Note each line that includes the word "SAMSUNG". Copy those lines.
### Information supplied
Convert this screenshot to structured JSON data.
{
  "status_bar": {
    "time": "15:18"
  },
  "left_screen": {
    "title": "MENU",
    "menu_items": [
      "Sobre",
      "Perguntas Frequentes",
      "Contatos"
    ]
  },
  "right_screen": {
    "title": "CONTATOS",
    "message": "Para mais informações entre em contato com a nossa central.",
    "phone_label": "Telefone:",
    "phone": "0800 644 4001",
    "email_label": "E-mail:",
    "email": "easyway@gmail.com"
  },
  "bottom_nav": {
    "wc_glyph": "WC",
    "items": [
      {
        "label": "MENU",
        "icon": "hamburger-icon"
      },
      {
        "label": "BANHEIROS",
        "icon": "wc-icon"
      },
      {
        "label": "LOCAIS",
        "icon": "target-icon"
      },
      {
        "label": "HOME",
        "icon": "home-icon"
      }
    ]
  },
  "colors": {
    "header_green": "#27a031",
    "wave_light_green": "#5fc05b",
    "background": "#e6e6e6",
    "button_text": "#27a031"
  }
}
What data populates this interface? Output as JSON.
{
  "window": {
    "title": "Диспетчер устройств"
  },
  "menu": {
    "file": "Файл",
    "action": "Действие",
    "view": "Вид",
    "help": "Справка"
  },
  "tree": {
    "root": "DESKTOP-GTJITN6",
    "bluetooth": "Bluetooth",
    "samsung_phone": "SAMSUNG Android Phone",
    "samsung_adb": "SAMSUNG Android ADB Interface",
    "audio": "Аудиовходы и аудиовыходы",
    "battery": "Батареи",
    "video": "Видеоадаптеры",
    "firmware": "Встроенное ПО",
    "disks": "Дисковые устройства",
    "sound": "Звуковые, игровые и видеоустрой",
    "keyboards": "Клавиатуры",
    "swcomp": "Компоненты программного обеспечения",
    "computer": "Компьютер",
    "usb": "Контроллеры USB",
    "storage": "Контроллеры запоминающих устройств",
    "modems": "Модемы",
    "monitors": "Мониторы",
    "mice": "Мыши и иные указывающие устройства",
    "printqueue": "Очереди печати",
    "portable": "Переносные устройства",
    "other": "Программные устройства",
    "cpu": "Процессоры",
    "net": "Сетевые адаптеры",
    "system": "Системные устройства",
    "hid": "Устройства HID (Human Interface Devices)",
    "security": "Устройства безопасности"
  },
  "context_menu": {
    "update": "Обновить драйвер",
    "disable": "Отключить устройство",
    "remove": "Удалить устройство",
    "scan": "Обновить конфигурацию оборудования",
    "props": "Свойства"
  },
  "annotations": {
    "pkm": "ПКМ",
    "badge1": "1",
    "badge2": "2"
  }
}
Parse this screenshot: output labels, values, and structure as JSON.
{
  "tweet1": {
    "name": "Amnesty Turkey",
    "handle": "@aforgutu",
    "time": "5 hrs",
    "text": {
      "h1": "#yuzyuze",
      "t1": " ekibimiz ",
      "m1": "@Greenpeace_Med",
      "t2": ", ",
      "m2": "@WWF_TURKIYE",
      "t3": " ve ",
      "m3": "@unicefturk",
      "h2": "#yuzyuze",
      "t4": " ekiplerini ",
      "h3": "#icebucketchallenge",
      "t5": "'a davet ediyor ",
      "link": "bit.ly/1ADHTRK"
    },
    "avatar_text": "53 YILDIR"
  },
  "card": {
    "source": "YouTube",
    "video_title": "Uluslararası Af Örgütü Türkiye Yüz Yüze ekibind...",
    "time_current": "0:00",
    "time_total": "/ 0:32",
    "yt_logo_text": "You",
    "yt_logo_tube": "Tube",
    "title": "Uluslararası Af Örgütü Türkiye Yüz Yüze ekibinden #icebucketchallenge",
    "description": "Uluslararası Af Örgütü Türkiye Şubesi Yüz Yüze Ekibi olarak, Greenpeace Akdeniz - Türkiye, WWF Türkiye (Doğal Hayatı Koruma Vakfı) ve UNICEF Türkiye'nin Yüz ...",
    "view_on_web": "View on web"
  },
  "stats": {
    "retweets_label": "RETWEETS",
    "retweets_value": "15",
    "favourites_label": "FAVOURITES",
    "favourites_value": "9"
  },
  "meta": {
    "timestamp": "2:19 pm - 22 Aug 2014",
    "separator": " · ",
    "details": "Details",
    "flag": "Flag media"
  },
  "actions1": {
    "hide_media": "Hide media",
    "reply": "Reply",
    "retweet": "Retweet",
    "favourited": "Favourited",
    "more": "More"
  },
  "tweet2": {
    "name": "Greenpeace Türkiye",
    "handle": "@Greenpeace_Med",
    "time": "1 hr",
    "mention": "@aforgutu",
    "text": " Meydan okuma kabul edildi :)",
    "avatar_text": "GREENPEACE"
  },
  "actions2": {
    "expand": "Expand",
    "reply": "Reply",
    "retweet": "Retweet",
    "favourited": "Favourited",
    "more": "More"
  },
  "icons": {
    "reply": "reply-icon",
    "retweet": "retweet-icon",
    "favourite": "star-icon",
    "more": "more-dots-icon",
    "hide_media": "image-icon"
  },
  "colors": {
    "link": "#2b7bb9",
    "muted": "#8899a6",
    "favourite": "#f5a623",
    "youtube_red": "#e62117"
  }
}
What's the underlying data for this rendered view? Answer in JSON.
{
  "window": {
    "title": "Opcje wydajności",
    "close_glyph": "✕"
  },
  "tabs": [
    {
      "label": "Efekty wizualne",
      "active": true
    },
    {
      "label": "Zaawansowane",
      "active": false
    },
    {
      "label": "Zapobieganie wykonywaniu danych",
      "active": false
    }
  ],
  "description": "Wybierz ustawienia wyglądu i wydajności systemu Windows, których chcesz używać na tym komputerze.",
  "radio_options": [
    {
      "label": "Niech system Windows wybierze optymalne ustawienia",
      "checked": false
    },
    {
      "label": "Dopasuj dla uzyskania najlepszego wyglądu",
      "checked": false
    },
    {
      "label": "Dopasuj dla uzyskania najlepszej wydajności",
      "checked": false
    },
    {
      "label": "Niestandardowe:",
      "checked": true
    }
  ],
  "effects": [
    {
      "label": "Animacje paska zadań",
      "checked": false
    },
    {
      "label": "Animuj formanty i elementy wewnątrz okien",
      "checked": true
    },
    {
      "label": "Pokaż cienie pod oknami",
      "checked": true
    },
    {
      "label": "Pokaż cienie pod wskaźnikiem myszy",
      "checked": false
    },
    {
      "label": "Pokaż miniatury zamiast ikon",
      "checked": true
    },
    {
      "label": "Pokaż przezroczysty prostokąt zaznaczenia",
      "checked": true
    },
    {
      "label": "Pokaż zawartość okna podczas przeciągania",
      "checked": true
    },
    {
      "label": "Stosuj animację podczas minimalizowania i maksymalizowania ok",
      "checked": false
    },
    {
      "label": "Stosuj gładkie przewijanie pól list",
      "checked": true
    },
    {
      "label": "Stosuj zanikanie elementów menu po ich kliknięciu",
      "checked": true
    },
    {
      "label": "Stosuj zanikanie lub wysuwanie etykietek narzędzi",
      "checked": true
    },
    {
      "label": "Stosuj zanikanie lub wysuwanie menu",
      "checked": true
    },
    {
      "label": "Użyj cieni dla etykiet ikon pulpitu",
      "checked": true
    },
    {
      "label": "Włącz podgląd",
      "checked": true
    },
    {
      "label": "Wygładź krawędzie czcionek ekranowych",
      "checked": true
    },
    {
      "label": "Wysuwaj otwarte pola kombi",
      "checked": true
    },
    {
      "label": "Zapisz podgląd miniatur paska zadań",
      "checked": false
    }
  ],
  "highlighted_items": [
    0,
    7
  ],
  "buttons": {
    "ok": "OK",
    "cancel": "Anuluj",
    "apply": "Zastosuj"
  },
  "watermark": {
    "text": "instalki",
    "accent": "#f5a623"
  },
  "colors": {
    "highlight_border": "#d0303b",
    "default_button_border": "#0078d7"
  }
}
######
Result for this exercise »
    "samsung_phone": "SAMSUNG Android Phone",
    "samsung_adb": "SAMSUNG Android ADB Interface",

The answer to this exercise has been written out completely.